>> start Dataset content
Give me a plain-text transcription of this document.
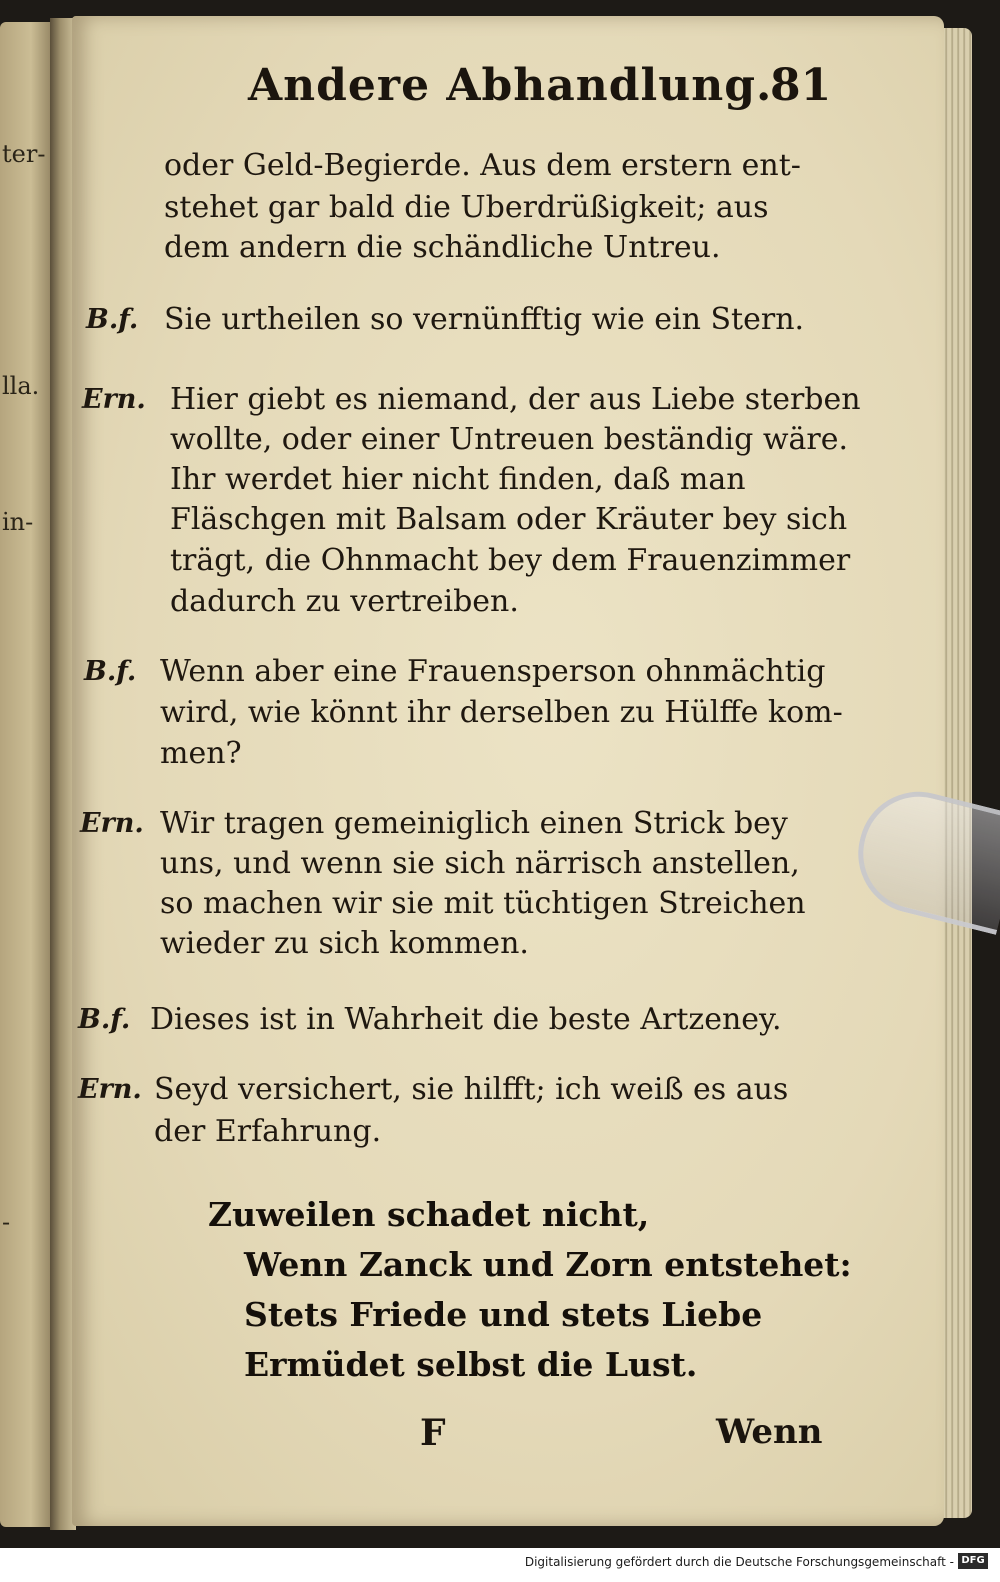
ter-
lla.
in-
-
Andere Abhandlung.
81
oder Geld-Begierde. Aus dem erstern ent-
stehet gar bald die Uberdrüßigkeit; aus
dem andern die schändliche Untreu.
B.f. Sie urtheilen so vernünfftig wie ein Stern.
Ern. Hier giebt es niemand, der aus Liebe sterben
wollte, oder einer Untreuen beständig wäre.
Ihr werdet hier nicht finden, daß man
Fläschgen mit Balsam oder Kräuter bey sich
trägt, die Ohnmacht bey dem Frauenzimmer
dadurch zu vertreiben.
B.f. Wenn aber eine Frauensperson ohnmächtig
wird, wie könnt ihr derselben zu Hülffe kom-
men?
Ern. Wir tragen gemeiniglich einen Strick bey
uns, und wenn sie sich närrisch anstellen,
so machen wir sie mit tüchtigen Streichen
wieder zu sich kommen.
B.f. Dieses ist in Wahrheit die beste Artzeney.
Ern. Seyd versichert, sie hilfft; ich weiß es aus
der Erfahrung.
Zuweilen schadet nicht,
Wenn Zanck und Zorn entstehet:
Stets Friede und stets Liebe
Ermüdet selbst die Lust.
F	Wenn
Digitalisierung gefördert durch die Deutsche Forschungsgemeinschaft - DFG
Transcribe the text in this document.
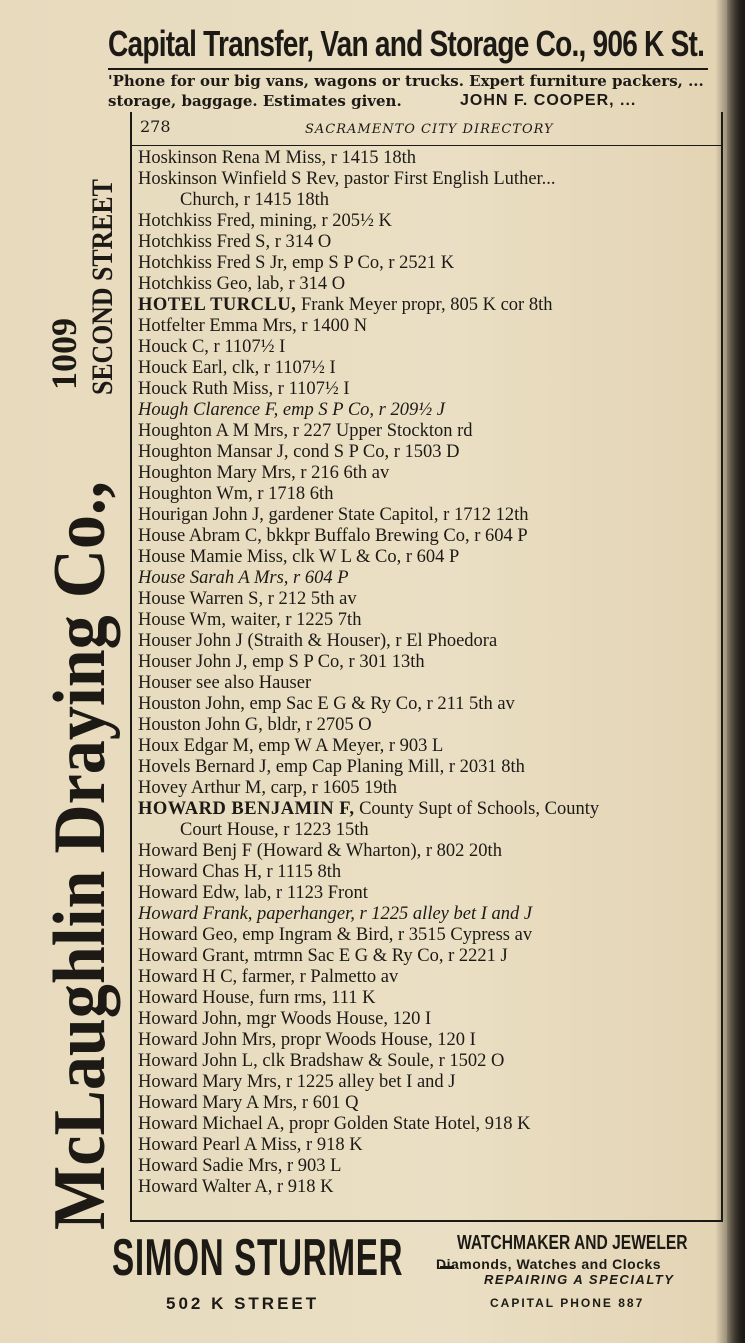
Capital Transfer, Van and Storage Co., 906 K St.
'Phone for our big vans, wagons or trucks. Expert furniture packers, ...
storage, baggage. Estimates given.	JOHN F. COOPER, ...
McLaughlin Draying Co.,
1009 SECOND STREET
278	SACRAMENTO CITY DIRECTORY
Hoskinson Rena M Miss, r 1415 18th
Hoskinson Winfield S Rev, pastor First English Luther...
Church, r 1415 18th
Hotchkiss Fred, mining, r 205½ K
Hotchkiss Fred S, r 314 O
Hotchkiss Fred S Jr, emp S P Co, r 2521 K
Hotchkiss Geo, lab, r 314 O
HOTEL TURCLU, Frank Meyer propr, 805 K cor 8th
Hotfelter Emma Mrs, r 1400 N
Houck C, r 1107½ I
Houck Earl, clk, r 1107½ I
Houck Ruth Miss, r 1107½ I
Hough Clarence F, emp S P Co, r 209½ J
Houghton A M Mrs, r 227 Upper Stockton rd
Houghton Mansar J, cond S P Co, r 1503 D
Houghton Mary Mrs, r 216 6th av
Houghton Wm, r 1718 6th
Hourigan John J, gardener State Capitol, r 1712 12th
House Abram C, bkkpr Buffalo Brewing Co, r 604 P
House Mamie Miss, clk W L & Co, r 604 P
House Sarah A Mrs, r 604 P
House Warren S, r 212 5th av
House Wm, waiter, r 1225 7th
Houser John J (Straith & Houser), r El Phoedora
Houser John J, emp S P Co, r 301 13th
Houser see also Hauser
Houston John, emp Sac E G & Ry Co, r 211 5th av
Houston John G, bldr, r 2705 O
Houx Edgar M, emp W A Meyer, r 903 L
Hovels Bernard J, emp Cap Planing Mill, r 2031 8th
Hovey Arthur M, carp, r 1605 19th
HOWARD BENJAMIN F, County Supt of Schools, County
Court House, r 1223 15th
Howard Benj F (Howard & Wharton), r 802 20th
Howard Chas H, r 1115 8th
Howard Edw, lab, r 1123 Front
Howard Frank, paperhanger, r 1225 alley bet I and J
Howard Geo, emp Ingram & Bird, r 3515 Cypress av
Howard Grant, mtrmn Sac E G & Ry Co, r 2221 J
Howard H C, farmer, r Palmetto av
Howard House, furn rms, 111 K
Howard John, mgr Woods House, 120 I
Howard John Mrs, propr Woods House, 120 I
Howard John L, clk Bradshaw & Soule, r 1502 O
Howard Mary Mrs, r 1225 alley bet I and J
Howard Mary A Mrs, r 601 Q
Howard Michael A, propr Golden State Hotel, 918 K
Howard Pearl A Miss, r 918 K
Howard Sadie Mrs, r 903 L
Howard Walter A, r 918 K
SIMON STURMER	WATCHMAKER AND JEWELER
Diamonds, Watches and Clocks
REPAIRING A SPECIALTY
502 K STREET	CAPITAL PHONE 887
>> end Dataset content
Task details — Select all lines in the listing above where the word "Hoskinson" appears, and show them.

Exercise response —
Hoskinson Rena M Miss, r 1415 18th
Hoskinson Winfield S Rev, pastor First English Luther...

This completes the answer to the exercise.